_Data records_:
++++++

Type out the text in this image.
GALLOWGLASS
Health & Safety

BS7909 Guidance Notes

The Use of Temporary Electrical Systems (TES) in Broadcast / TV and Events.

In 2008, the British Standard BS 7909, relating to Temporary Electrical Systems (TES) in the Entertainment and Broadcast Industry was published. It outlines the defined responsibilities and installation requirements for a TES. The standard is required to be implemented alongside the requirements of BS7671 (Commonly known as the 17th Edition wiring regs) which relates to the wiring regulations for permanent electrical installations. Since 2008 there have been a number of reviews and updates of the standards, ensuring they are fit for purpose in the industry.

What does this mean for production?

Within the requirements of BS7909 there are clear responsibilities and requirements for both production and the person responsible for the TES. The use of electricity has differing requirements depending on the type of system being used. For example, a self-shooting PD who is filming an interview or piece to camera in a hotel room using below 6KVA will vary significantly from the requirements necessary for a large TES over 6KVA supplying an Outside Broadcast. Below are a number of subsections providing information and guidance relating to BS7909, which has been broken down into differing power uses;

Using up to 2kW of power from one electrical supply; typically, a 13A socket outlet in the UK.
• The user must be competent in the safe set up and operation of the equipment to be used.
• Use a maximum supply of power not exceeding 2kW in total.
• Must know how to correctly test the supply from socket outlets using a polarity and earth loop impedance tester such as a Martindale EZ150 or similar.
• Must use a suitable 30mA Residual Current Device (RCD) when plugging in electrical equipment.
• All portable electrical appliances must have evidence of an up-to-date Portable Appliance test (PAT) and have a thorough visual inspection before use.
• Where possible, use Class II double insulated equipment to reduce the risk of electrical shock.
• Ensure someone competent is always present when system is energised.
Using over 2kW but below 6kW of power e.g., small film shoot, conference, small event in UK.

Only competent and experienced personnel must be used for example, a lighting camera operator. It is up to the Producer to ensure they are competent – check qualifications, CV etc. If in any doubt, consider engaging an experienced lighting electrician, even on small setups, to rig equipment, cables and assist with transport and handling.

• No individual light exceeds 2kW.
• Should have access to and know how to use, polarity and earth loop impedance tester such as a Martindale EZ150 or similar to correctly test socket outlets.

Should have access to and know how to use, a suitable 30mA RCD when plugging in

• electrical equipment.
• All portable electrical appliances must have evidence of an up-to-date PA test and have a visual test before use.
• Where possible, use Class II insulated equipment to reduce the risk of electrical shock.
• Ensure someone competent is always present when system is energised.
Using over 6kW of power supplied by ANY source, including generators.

++++++

_Task to carry out_:
State how many lines of the records hold the string "below", and nothing else.

_Reply to the task_:
2